- _GOAL_: Return, verbatim, the lines of the records that begin with the line containing "legend-box [384, 56, 616, 141]" and run through the line containing "bar [66, 199, 80, 375]", with both of those lines included and no other lines.

[Stored data entries]

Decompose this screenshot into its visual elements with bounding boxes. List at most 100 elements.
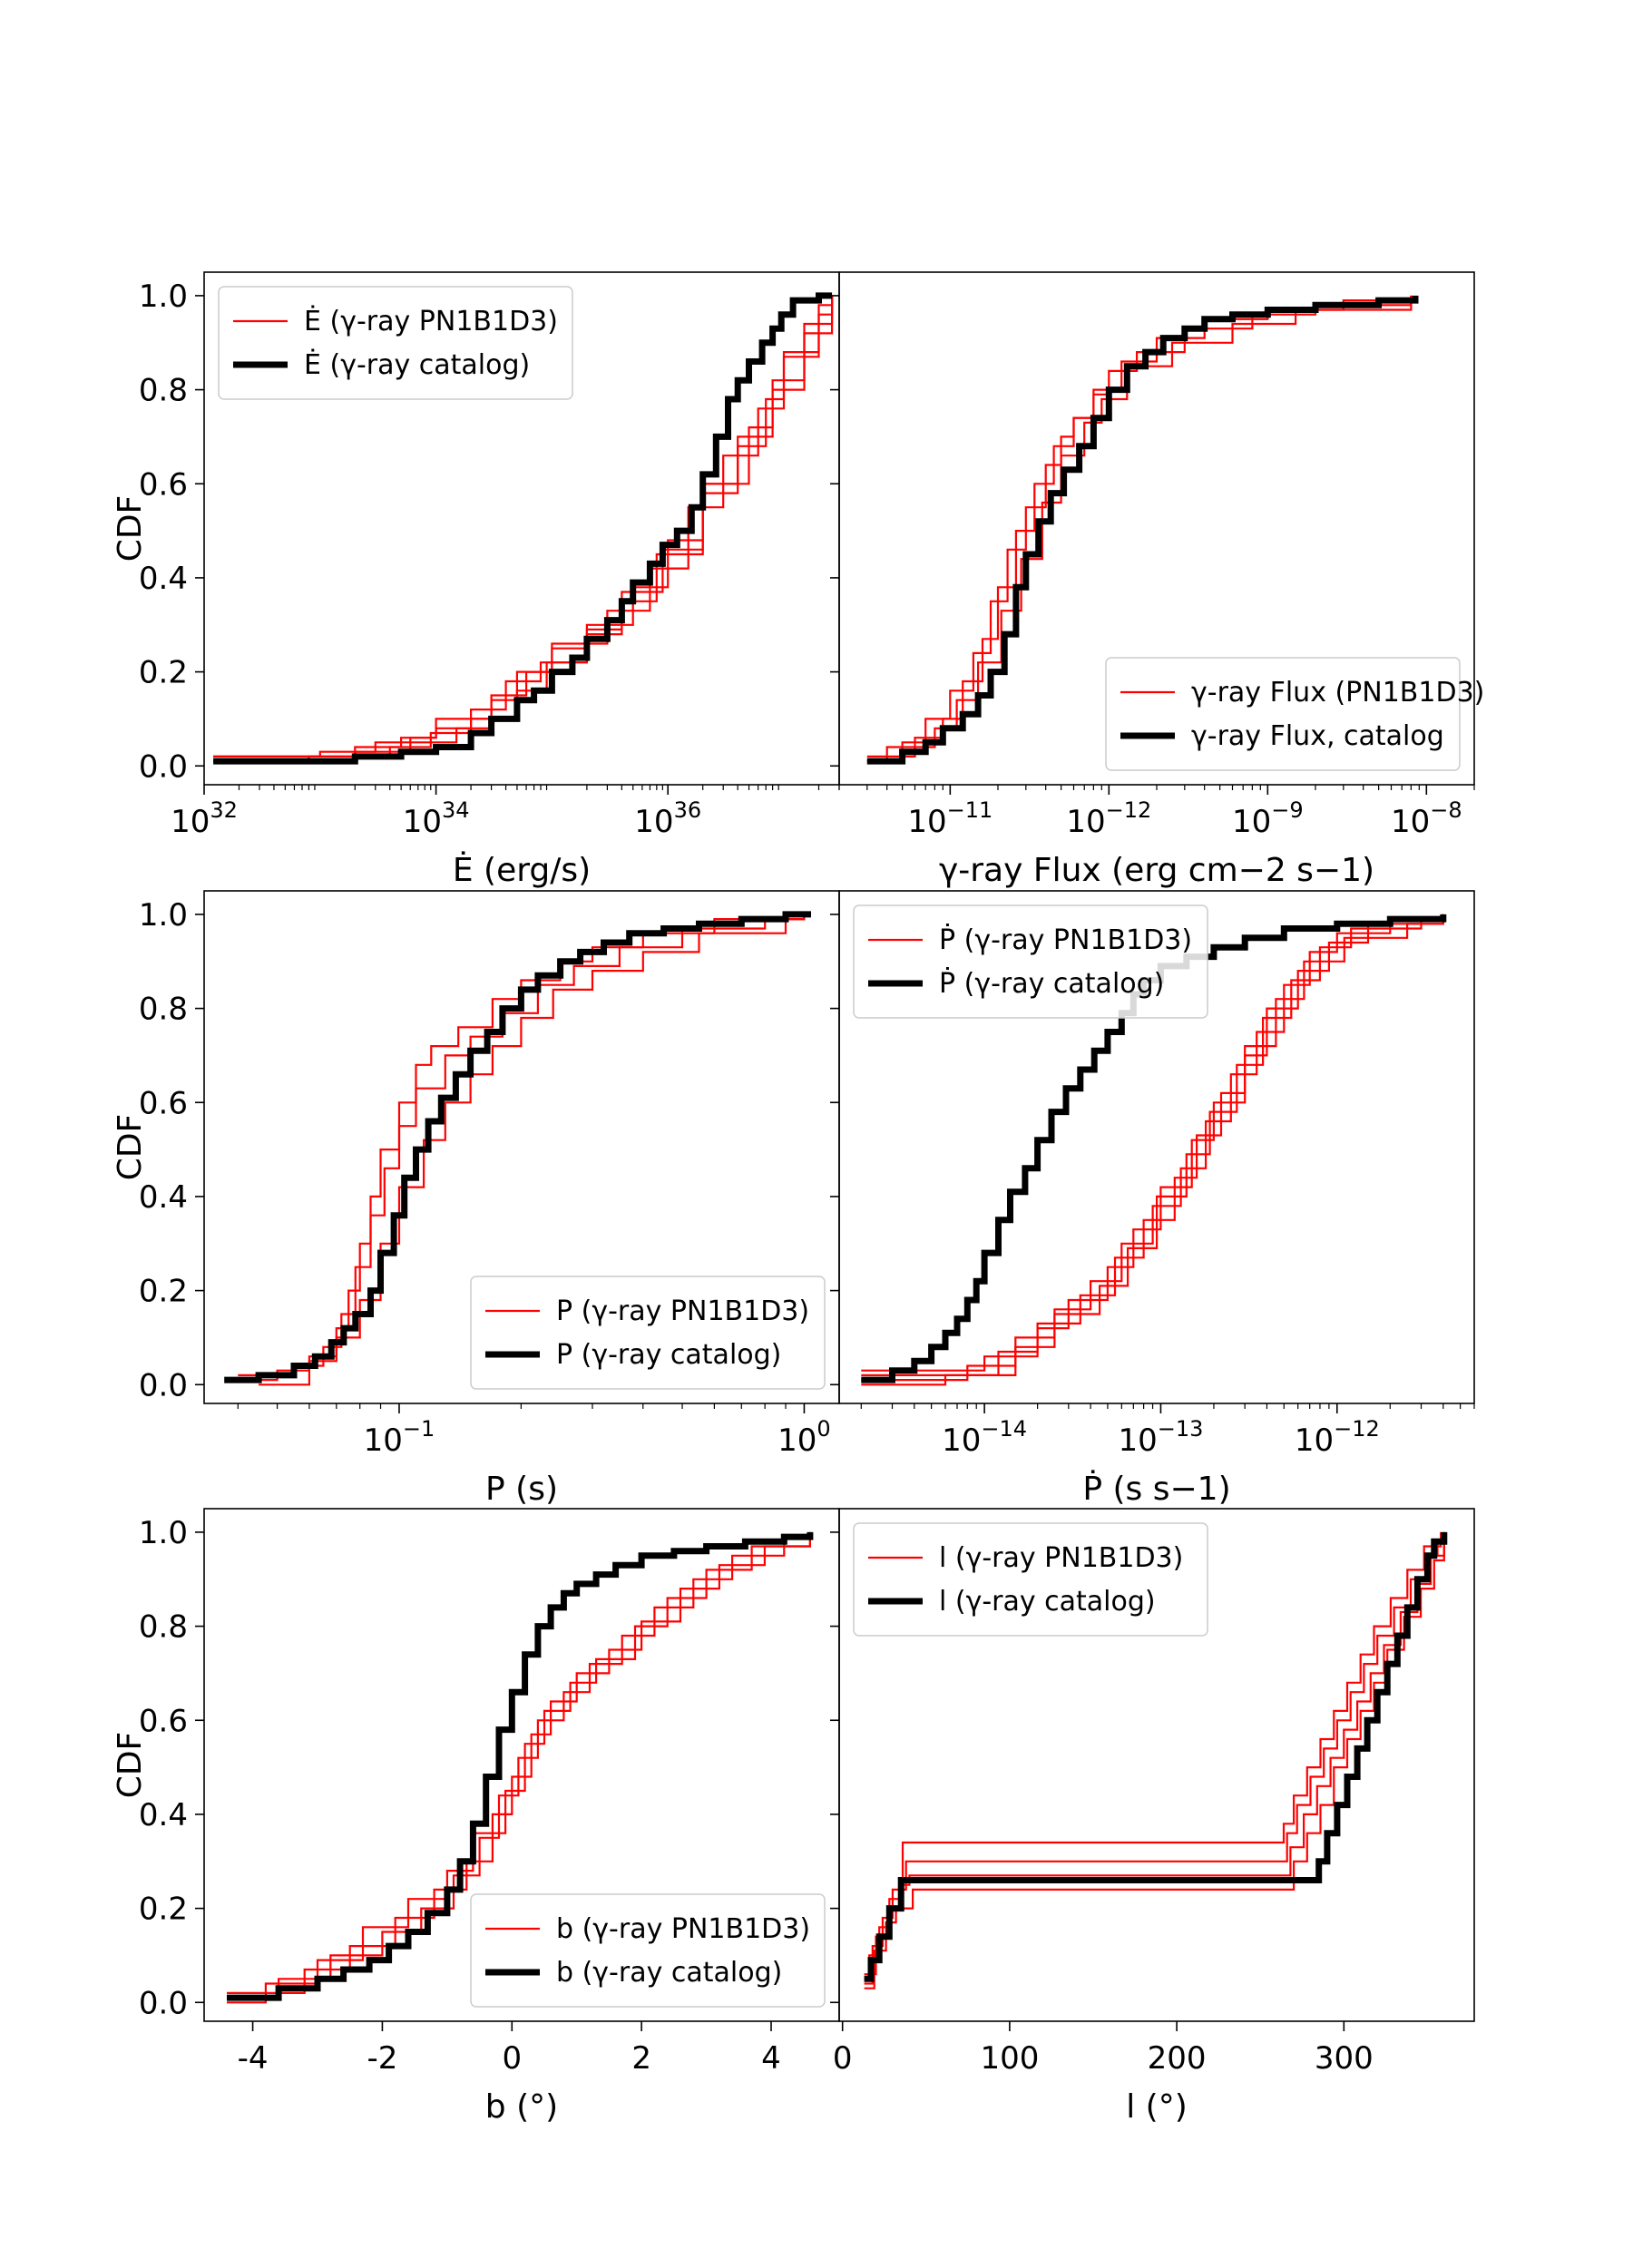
- x-tick-label: 0: [502, 2040, 522, 2077]
- y-axis-label: CDF: [112, 1732, 149, 1799]
- x-tick-label: 1034: [403, 797, 470, 840]
- legend-box: [1105, 657, 1461, 771]
- x-tick-label: -2: [367, 2040, 397, 2077]
- x-axis-label: P (s): [485, 1471, 558, 1508]
- catalog-series-line: [227, 1531, 814, 2001]
- tick-exponent: −11: [947, 797, 993, 823]
- y-tick-label: 0.4: [139, 561, 188, 597]
- tick-exponent: −12: [1106, 797, 1152, 823]
- x-axis-label: Ṗ (s s−1): [1082, 1470, 1230, 1508]
- axes-frame: [838, 1508, 1475, 2022]
- catalog-series-line: [864, 1531, 1448, 1982]
- catalog-series-line: [224, 911, 811, 1383]
- chart-panel-b: 0.0 0.2 0.4 0.6 0.8 1.0 -4 -2 0 2 4 b (°) CDF b (γ-ra…: [112, 1508, 840, 2126]
- legend-box: [853, 904, 1208, 1019]
- legend: b (γ-ray PN1B1D3) b (γ-ray catalog): [470, 1893, 826, 2008]
- tick-exponent: 36: [674, 797, 702, 823]
- tick-base: 10: [634, 804, 673, 840]
- tick-exponent: −9: [1271, 797, 1303, 823]
- sim-series-line-2: [866, 295, 1413, 758]
- x-tick-label: 100: [980, 2040, 1039, 2077]
- x-tick-label: 10−1: [364, 1416, 435, 1459]
- x-axis-label: l (°): [1126, 2088, 1188, 2126]
- y-tick-label: 0.4: [139, 1179, 188, 1216]
- y-tick-label: 0.2: [139, 655, 188, 691]
- tick-base: 10: [403, 804, 442, 840]
- tick-base: 10: [1391, 804, 1430, 840]
- tick-base: 10: [777, 1422, 816, 1459]
- y-tick-label: 0.4: [139, 1797, 188, 1833]
- y-tick-label: 0.0: [139, 748, 188, 785]
- tick-base: 10: [1066, 804, 1105, 840]
- y-tick-label: 1.0: [139, 897, 188, 934]
- y-tick-label: 0.0: [139, 1367, 188, 1403]
- tick-exponent: −14: [981, 1416, 1027, 1442]
- legend-label: Ṗ (γ-ray PN1B1D3): [939, 924, 1192, 956]
- legend-label: P (γ-ray catalog): [556, 1339, 781, 1371]
- catalog-series-line: [213, 292, 833, 765]
- legend: γ-ray Flux (PN1B1D3) γ-ray Flux, catalog: [1105, 657, 1484, 771]
- y-tick-label: 0.8: [139, 992, 188, 1028]
- tick-exponent: 34: [442, 797, 470, 823]
- x-tick-label: -4: [238, 2040, 269, 2077]
- tick-base: 10: [942, 1422, 981, 1459]
- legend-box: [853, 1522, 1208, 1637]
- legend: P (γ-ray PN1B1D3) P (γ-ray catalog): [470, 1276, 826, 1390]
- legend-box: [470, 1893, 826, 2008]
- sim-series-line-1: [238, 914, 806, 1382]
- x-tick-label: 10−11: [907, 797, 993, 840]
- x-tick-label: 1036: [634, 797, 701, 840]
- legend-label: Ė (γ-ray catalog): [304, 348, 530, 381]
- x-tick-label: 300: [1315, 2040, 1374, 2077]
- series-group: [864, 1531, 1448, 1989]
- y-tick-label: 0.2: [139, 1892, 188, 1928]
- x-tick-label: 100: [777, 1416, 831, 1459]
- legend: l (γ-ray PN1B1D3) l (γ-ray catalog): [853, 1522, 1208, 1637]
- sim-series-line-4: [864, 1531, 1445, 1989]
- x-tick-label: 10−12: [1066, 797, 1151, 840]
- legend-box: [218, 286, 573, 400]
- x-tick-label: 1032: [171, 797, 238, 840]
- legend: Ṗ (γ-ray PN1B1D3) Ṗ (γ-ray catalog): [853, 904, 1208, 1019]
- y-tick-label: 0.2: [139, 1274, 188, 1310]
- x-tick-label: 2: [631, 2040, 651, 2077]
- tick-base: 10: [1295, 1422, 1334, 1459]
- tick-exponent: −13: [1158, 1416, 1204, 1442]
- sim-series-line-1: [864, 1531, 1445, 1985]
- y-tick-label: 0.0: [139, 1985, 188, 2021]
- y-tick-label: 0.6: [139, 466, 188, 503]
- series-group: [866, 295, 1419, 765]
- tick-exponent: −12: [1334, 1416, 1380, 1442]
- x-axis-label: b (°): [485, 2088, 558, 2126]
- x-tick-label: 10−14: [942, 1416, 1027, 1459]
- x-tick-label: 0: [833, 2040, 853, 2077]
- series-group: [213, 292, 834, 765]
- tick-exponent: −8: [1430, 797, 1462, 823]
- axes-frame: [838, 890, 1475, 1404]
- legend-label: γ-ray Flux, catalog: [1191, 720, 1444, 752]
- sim-series-line-3: [213, 295, 834, 763]
- sim-series-line-3: [861, 914, 1444, 1386]
- legend: Ė (γ-ray PN1B1D3) Ė (γ-ray catalog): [218, 286, 573, 400]
- x-tick-label: 10−9: [1232, 797, 1304, 840]
- legend-label: Ė (γ-ray PN1B1D3): [304, 305, 558, 337]
- catalog-series-line: [866, 295, 1419, 765]
- tick-base: 10: [171, 804, 210, 840]
- y-axis-label: CDF: [112, 495, 149, 562]
- x-axis-label: γ-ray Flux (erg cm−2 s−1): [939, 852, 1374, 889]
- tick-exponent: 32: [210, 797, 238, 823]
- tick-base: 10: [1232, 804, 1271, 840]
- legend-label: l (γ-ray catalog): [939, 1586, 1156, 1618]
- x-axis-label: Ė (erg/s): [453, 851, 591, 889]
- sim-series-line-3: [227, 1531, 811, 2004]
- tick-base: 10: [907, 804, 946, 840]
- legend-box: [470, 1276, 826, 1390]
- legend-label: l (γ-ray PN1B1D3): [939, 1542, 1183, 1574]
- y-tick-label: 0.6: [139, 1703, 188, 1739]
- catalog-series-line: [861, 914, 1447, 1383]
- y-tick-label: 0.8: [139, 373, 188, 409]
- series-group: [224, 911, 811, 1386]
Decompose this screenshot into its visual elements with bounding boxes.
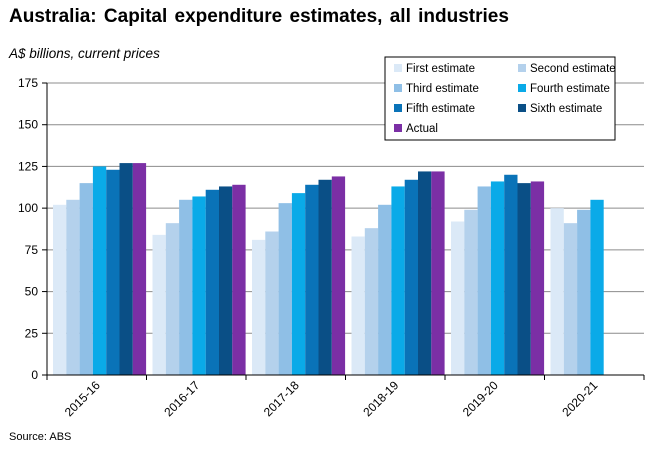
legend-box [384, 56, 616, 141]
x-tick-label: 2020-21 [559, 378, 600, 419]
bar [192, 196, 206, 375]
legend-label: Third estimate [406, 83, 479, 95]
y-tick-label: 25 [25, 326, 39, 340]
bar [232, 184, 246, 375]
legend-label: Second estimate [530, 63, 616, 75]
bar [550, 208, 564, 375]
bar [477, 186, 491, 375]
bar [132, 163, 147, 375]
bar [219, 186, 233, 375]
legend-swatch [518, 84, 526, 92]
bar [418, 171, 432, 375]
legend-label: First estimate [406, 63, 475, 75]
y-tick-label: 150 [18, 118, 38, 132]
bar [351, 236, 365, 375]
bar [451, 221, 465, 375]
bar [590, 199, 604, 375]
x-tick-label: 2019-20 [460, 378, 501, 419]
y-tick-label: 50 [25, 285, 39, 299]
bar [504, 174, 518, 375]
bar [331, 176, 346, 375]
legend-swatch [394, 64, 402, 72]
y-tick-label: 175 [18, 76, 38, 90]
bar [278, 203, 292, 375]
bar [577, 209, 591, 375]
legend-swatch [518, 104, 526, 112]
bar [205, 189, 219, 375]
y-tick-label: 0 [31, 368, 38, 382]
bar [364, 228, 379, 375]
legend-label: Fifth estimate [406, 103, 475, 115]
y-tick-label: 75 [25, 243, 39, 257]
legend-label: Fourth estimate [530, 83, 610, 95]
bar [464, 209, 478, 375]
bar [291, 193, 306, 375]
legend-swatch [394, 104, 402, 112]
bar [517, 183, 531, 375]
x-tick-label: 2015-16 [62, 378, 103, 419]
bar [563, 223, 578, 375]
bar [490, 181, 505, 375]
bar [404, 179, 418, 375]
bar [53, 204, 67, 375]
chart-title: Australia: Capital expenditure estimates… [9, 6, 509, 27]
bar [92, 166, 107, 375]
chart-subtitle: A$ billions, current prices [9, 46, 160, 61]
x-tick-label: 2018-19 [360, 378, 401, 419]
bar [378, 204, 392, 375]
x-tick-label: 2017-18 [261, 378, 302, 419]
bar [265, 231, 279, 375]
legend-label: Sixth estimate [530, 103, 602, 115]
legend-swatch [394, 124, 402, 132]
bar [106, 169, 120, 375]
bar [79, 183, 93, 375]
y-tick-label: 125 [18, 159, 38, 173]
bar [318, 179, 332, 375]
bar [530, 181, 545, 375]
bar [252, 239, 266, 375]
y-tick-label: 100 [18, 201, 38, 215]
source-note: Source: ABS [9, 431, 72, 443]
bar [305, 184, 319, 375]
bar [165, 223, 180, 375]
bar [119, 163, 133, 375]
bar [431, 171, 445, 375]
legend-label: Actual [406, 123, 438, 135]
legend-swatch [394, 84, 402, 92]
bar [152, 234, 166, 375]
x-tick-label: 2016-17 [161, 378, 202, 419]
bar [391, 186, 405, 375]
bar [179, 199, 193, 375]
bar [66, 199, 80, 375]
legend-swatch [518, 64, 526, 72]
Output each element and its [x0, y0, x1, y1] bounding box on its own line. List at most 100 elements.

- _ANSWER_:
legend-box [384, 56, 616, 141]
x-tick-label: 2020-21 [559, 378, 600, 419]
bar [192, 196, 206, 375]
legend-label: Third estimate [406, 83, 479, 95]
y-tick-label: 25 [25, 326, 39, 340]
bar [232, 184, 246, 375]
legend-label: Second estimate [530, 63, 616, 75]
bar [550, 208, 564, 375]
bar [477, 186, 491, 375]
bar [132, 163, 147, 375]
bar [219, 186, 233, 375]
legend-swatch [518, 84, 526, 92]
bar [418, 171, 432, 375]
legend-label: First estimate [406, 63, 475, 75]
y-tick-label: 150 [18, 118, 38, 132]
bar [351, 236, 365, 375]
bar [451, 221, 465, 375]
bar [590, 199, 604, 375]
x-tick-label: 2019-20 [460, 378, 501, 419]
y-tick-label: 50 [25, 285, 39, 299]
bar [504, 174, 518, 375]
bar [331, 176, 346, 375]
legend-swatch [394, 64, 402, 72]
y-tick-label: 175 [18, 76, 38, 90]
bar [278, 203, 292, 375]
bar [577, 209, 591, 375]
legend-swatch [518, 104, 526, 112]
bar [205, 189, 219, 375]
y-tick-label: 0 [31, 368, 38, 382]
bar [364, 228, 379, 375]
legend-label: Fifth estimate [406, 103, 475, 115]
y-tick-label: 75 [25, 243, 39, 257]
legend-label: Fourth estimate [530, 83, 610, 95]
bar [464, 209, 478, 375]
bar [291, 193, 306, 375]
legend-swatch [394, 104, 402, 112]
bar [517, 183, 531, 375]
x-tick-label: 2015-16 [62, 378, 103, 419]
bar [563, 223, 578, 375]
bar [490, 181, 505, 375]
bar [404, 179, 418, 375]
bar [53, 204, 67, 375]
chart-title: Australia: Capital expenditure estimates… [9, 6, 509, 27]
bar [92, 166, 107, 375]
chart-subtitle: A$ billions, current prices [9, 46, 160, 61]
x-tick-label: 2018-19 [360, 378, 401, 419]
bar [378, 204, 392, 375]
x-tick-label: 2017-18 [261, 378, 302, 419]
bar [265, 231, 279, 375]
legend-label: Sixth estimate [530, 103, 602, 115]
legend-swatch [394, 124, 402, 132]
bar [106, 169, 120, 375]
bar [79, 183, 93, 375]
y-tick-label: 125 [18, 159, 38, 173]
bar [318, 179, 332, 375]
bar [530, 181, 545, 375]
bar [252, 239, 266, 375]
y-tick-label: 100 [18, 201, 38, 215]
source-note: Source: ABS [9, 431, 72, 443]
bar [305, 184, 319, 375]
bar [165, 223, 180, 375]
bar [119, 163, 133, 375]
bar [431, 171, 445, 375]
legend-label: Actual [406, 123, 438, 135]
legend-swatch [394, 84, 402, 92]
bar [152, 234, 166, 375]
x-tick-label: 2016-17 [161, 378, 202, 419]
bar [391, 186, 405, 375]
bar [179, 199, 193, 375]
bar [66, 199, 80, 375]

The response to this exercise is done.